**Source records**

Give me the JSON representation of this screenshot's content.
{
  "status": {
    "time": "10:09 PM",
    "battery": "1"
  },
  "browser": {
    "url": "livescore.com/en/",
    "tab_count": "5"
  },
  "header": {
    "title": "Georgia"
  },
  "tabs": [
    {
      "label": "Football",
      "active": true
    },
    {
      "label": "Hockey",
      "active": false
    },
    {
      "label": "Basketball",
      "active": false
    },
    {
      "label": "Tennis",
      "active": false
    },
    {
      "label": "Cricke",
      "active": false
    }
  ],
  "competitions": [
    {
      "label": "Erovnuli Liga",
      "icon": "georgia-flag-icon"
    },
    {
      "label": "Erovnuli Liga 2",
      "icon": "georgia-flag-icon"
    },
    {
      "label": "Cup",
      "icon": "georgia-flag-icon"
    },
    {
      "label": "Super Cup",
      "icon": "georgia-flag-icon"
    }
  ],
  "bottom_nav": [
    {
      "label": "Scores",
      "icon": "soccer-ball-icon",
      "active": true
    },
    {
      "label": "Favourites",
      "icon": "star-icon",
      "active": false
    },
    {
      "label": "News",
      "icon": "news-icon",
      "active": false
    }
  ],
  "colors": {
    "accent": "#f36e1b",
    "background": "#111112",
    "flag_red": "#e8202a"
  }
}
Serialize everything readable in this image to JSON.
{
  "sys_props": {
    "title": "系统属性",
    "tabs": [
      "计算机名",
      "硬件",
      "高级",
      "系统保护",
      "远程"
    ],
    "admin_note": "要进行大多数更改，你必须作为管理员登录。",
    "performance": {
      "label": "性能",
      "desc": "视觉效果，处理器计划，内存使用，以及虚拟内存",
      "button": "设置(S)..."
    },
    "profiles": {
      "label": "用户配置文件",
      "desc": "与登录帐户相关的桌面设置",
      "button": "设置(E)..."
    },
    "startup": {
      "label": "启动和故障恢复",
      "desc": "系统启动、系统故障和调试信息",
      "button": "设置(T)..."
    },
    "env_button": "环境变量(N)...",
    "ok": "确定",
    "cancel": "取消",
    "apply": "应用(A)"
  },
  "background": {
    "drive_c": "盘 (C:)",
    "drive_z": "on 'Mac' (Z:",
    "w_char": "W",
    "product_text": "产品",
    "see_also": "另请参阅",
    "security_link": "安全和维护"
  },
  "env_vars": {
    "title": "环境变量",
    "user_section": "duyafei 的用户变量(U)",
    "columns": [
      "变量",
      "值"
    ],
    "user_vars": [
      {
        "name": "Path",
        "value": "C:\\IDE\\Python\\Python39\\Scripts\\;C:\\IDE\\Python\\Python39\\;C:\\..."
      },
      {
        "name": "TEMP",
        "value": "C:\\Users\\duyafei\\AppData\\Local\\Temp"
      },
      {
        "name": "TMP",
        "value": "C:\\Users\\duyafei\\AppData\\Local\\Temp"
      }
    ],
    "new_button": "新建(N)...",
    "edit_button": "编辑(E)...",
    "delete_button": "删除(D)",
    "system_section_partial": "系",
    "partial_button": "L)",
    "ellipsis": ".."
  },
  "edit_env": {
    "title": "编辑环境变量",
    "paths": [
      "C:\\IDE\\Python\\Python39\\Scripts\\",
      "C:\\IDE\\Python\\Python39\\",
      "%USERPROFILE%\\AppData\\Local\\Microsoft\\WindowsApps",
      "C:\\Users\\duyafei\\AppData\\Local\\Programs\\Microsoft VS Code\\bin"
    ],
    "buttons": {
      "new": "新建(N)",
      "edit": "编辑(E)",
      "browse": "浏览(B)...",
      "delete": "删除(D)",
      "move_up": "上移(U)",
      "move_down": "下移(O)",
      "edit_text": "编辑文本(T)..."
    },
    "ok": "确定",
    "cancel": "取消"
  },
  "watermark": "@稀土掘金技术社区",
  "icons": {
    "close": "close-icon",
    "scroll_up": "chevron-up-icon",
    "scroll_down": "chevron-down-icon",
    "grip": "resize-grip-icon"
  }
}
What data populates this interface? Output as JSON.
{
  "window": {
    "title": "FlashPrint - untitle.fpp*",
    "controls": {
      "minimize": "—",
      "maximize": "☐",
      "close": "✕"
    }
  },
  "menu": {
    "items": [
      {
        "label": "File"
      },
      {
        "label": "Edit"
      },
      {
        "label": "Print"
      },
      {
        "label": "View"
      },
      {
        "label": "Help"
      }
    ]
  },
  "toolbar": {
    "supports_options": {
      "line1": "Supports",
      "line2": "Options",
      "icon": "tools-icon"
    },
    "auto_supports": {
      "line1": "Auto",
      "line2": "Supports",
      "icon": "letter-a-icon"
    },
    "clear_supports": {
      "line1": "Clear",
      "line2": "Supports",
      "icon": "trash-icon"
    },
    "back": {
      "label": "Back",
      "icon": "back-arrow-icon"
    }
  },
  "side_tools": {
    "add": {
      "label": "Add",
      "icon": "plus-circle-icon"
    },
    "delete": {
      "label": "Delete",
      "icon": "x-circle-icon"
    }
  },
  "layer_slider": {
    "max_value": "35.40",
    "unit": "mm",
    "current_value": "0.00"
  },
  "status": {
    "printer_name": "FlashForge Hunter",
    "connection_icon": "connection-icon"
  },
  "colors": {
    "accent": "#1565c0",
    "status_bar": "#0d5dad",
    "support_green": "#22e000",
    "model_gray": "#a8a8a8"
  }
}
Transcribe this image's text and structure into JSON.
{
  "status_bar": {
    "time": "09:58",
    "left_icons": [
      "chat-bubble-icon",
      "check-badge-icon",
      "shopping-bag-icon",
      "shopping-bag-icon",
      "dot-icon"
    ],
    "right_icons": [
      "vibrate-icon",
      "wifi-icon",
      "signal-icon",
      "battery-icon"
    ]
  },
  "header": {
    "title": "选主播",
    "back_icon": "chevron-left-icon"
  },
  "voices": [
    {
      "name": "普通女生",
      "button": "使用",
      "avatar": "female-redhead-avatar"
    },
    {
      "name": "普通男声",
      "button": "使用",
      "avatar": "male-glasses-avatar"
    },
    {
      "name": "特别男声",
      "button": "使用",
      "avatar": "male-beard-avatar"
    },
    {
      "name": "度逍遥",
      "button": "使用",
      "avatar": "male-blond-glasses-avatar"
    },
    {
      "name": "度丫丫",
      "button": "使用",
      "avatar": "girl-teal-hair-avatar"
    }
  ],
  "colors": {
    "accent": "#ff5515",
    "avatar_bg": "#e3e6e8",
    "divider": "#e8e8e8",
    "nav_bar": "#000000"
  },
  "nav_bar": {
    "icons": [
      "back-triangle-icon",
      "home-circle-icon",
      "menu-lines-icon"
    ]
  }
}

**What the task asks**
Copy out every entry again, exactly as it was given.

**Complete answer**
Give me the JSON representation of this screenshot's content.
{
  "status": {
    "time": "10:09 PM",
    "battery": "1"
  },
  "browser": {
    "url": "livescore.com/en/",
    "tab_count": "5"
  },
  "header": {
    "title": "Georgia"
  },
  "tabs": [
    {
      "label": "Football",
      "active": true
    },
    {
      "label": "Hockey",
      "active": false
    },
    {
      "label": "Basketball",
      "active": false
    },
    {
      "label": "Tennis",
      "active": false
    },
    {
      "label": "Cricke",
      "active": false
    }
  ],
  "competitions": [
    {
      "label": "Erovnuli Liga",
      "icon": "georgia-flag-icon"
    },
    {
      "label": "Erovnuli Liga 2",
      "icon": "georgia-flag-icon"
    },
    {
      "label": "Cup",
      "icon": "georgia-flag-icon"
    },
    {
      "label": "Super Cup",
      "icon": "georgia-flag-icon"
    }
  ],
  "bottom_nav": [
    {
      "label": "Scores",
      "icon": "soccer-ball-icon",
      "active": true
    },
    {
      "label": "Favourites",
      "icon": "star-icon",
      "active": false
    },
    {
      "label": "News",
      "icon": "news-icon",
      "active": false
    }
  ],
  "colors": {
    "accent": "#f36e1b",
    "background": "#111112",
    "flag_red": "#e8202a"
  }
}
Serialize everything readable in this image to JSON.
{
  "sys_props": {
    "title": "系统属性",
    "tabs": [
      "计算机名",
      "硬件",
      "高级",
      "系统保护",
      "远程"
    ],
    "admin_note": "要进行大多数更改，你必须作为管理员登录。",
    "performance": {
      "label": "性能",
      "desc": "视觉效果，处理器计划，内存使用，以及虚拟内存",
      "button": "设置(S)..."
    },
    "profiles": {
      "label": "用户配置文件",
      "desc": "与登录帐户相关的桌面设置",
      "button": "设置(E)..."
    },
    "startup": {
      "label": "启动和故障恢复",
      "desc": "系统启动、系统故障和调试信息",
      "button": "设置(T)..."
    },
    "env_button": "环境变量(N)...",
    "ok": "确定",
    "cancel": "取消",
    "apply": "应用(A)"
  },
  "background": {
    "drive_c": "盘 (C:)",
    "drive_z": "on 'Mac' (Z:",
    "w_char": "W",
    "product_text": "产品",
    "see_also": "另请参阅",
    "security_link": "安全和维护"
  },
  "env_vars": {
    "title": "环境变量",
    "user_section": "duyafei 的用户变量(U)",
    "columns": [
      "变量",
      "值"
    ],
    "user_vars": [
      {
        "name": "Path",
        "value": "C:\\IDE\\Python\\Python39\\Scripts\\;C:\\IDE\\Python\\Python39\\;C:\\..."
      },
      {
        "name": "TEMP",
        "value": "C:\\Users\\duyafei\\AppData\\Local\\Temp"
      },
      {
        "name": "TMP",
        "value": "C:\\Users\\duyafei\\AppData\\Local\\Temp"
      }
    ],
    "new_button": "新建(N)...",
    "edit_button": "编辑(E)...",
    "delete_button": "删除(D)",
    "system_section_partial": "系",
    "partial_button": "L)",
    "ellipsis": ".."
  },
  "edit_env": {
    "title": "编辑环境变量",
    "paths": [
      "C:\\IDE\\Python\\Python39\\Scripts\\",
      "C:\\IDE\\Python\\Python39\\",
      "%USERPROFILE%\\AppData\\Local\\Microsoft\\WindowsApps",
      "C:\\Users\\duyafei\\AppData\\Local\\Programs\\Microsoft VS Code\\bin"
    ],
    "buttons": {
      "new": "新建(N)",
      "edit": "编辑(E)",
      "browse": "浏览(B)...",
      "delete": "删除(D)",
      "move_up": "上移(U)",
      "move_down": "下移(O)",
      "edit_text": "编辑文本(T)..."
    },
    "ok": "确定",
    "cancel": "取消"
  },
  "watermark": "@稀土掘金技术社区",
  "icons": {
    "close": "close-icon",
    "scroll_up": "chevron-up-icon",
    "scroll_down": "chevron-down-icon",
    "grip": "resize-grip-icon"
  }
}
What data populates this interface? Output as JSON.
{
  "window": {
    "title": "FlashPrint - untitle.fpp*",
    "controls": {
      "minimize": "—",
      "maximize": "☐",
      "close": "✕"
    }
  },
  "menu": {
    "items": [
      {
        "label": "File"
      },
      {
        "label": "Edit"
      },
      {
        "label": "Print"
      },
      {
        "label": "View"
      },
      {
        "label": "Help"
      }
    ]
  },
  "toolbar": {
    "supports_options": {
      "line1": "Supports",
      "line2": "Options",
      "icon": "tools-icon"
    },
    "auto_supports": {
      "line1": "Auto",
      "line2": "Supports",
      "icon": "letter-a-icon"
    },
    "clear_supports": {
      "line1": "Clear",
      "line2": "Supports",
      "icon": "trash-icon"
    },
    "back": {
      "label": "Back",
      "icon": "back-arrow-icon"
    }
  },
  "side_tools": {
    "add": {
      "label": "Add",
      "icon": "plus-circle-icon"
    },
    "delete": {
      "label": "Delete",
      "icon": "x-circle-icon"
    }
  },
  "layer_slider": {
    "max_value": "35.40",
    "unit": "mm",
    "current_value": "0.00"
  },
  "status": {
    "printer_name": "FlashForge Hunter",
    "connection_icon": "connection-icon"
  },
  "colors": {
    "accent": "#1565c0",
    "status_bar": "#0d5dad",
    "support_green": "#22e000",
    "model_gray": "#a8a8a8"
  }
}
Transcribe this image's text and structure into JSON.
{
  "status_bar": {
    "time": "09:58",
    "left_icons": [
      "chat-bubble-icon",
      "check-badge-icon",
      "shopping-bag-icon",
      "shopping-bag-icon",
      "dot-icon"
    ],
    "right_icons": [
      "vibrate-icon",
      "wifi-icon",
      "signal-icon",
      "battery-icon"
    ]
  },
  "header": {
    "title": "选主播",
    "back_icon": "chevron-left-icon"
  },
  "voices": [
    {
      "name": "普通女生",
      "button": "使用",
      "avatar": "female-redhead-avatar"
    },
    {
      "name": "普通男声",
      "button": "使用",
      "avatar": "male-glasses-avatar"
    },
    {
      "name": "特别男声",
      "button": "使用",
      "avatar": "male-beard-avatar"
    },
    {
      "name": "度逍遥",
      "button": "使用",
      "avatar": "male-blond-glasses-avatar"
    },
    {
      "name": "度丫丫",
      "button": "使用",
      "avatar": "girl-teal-hair-avatar"
    }
  ],
  "colors": {
    "accent": "#ff5515",
    "avatar_bg": "#e3e6e8",
    "divider": "#e8e8e8",
    "nav_bar": "#000000"
  },
  "nav_bar": {
    "icons": [
      "back-triangle-icon",
      "home-circle-icon",
      "menu-lines-icon"
    ]
  }
}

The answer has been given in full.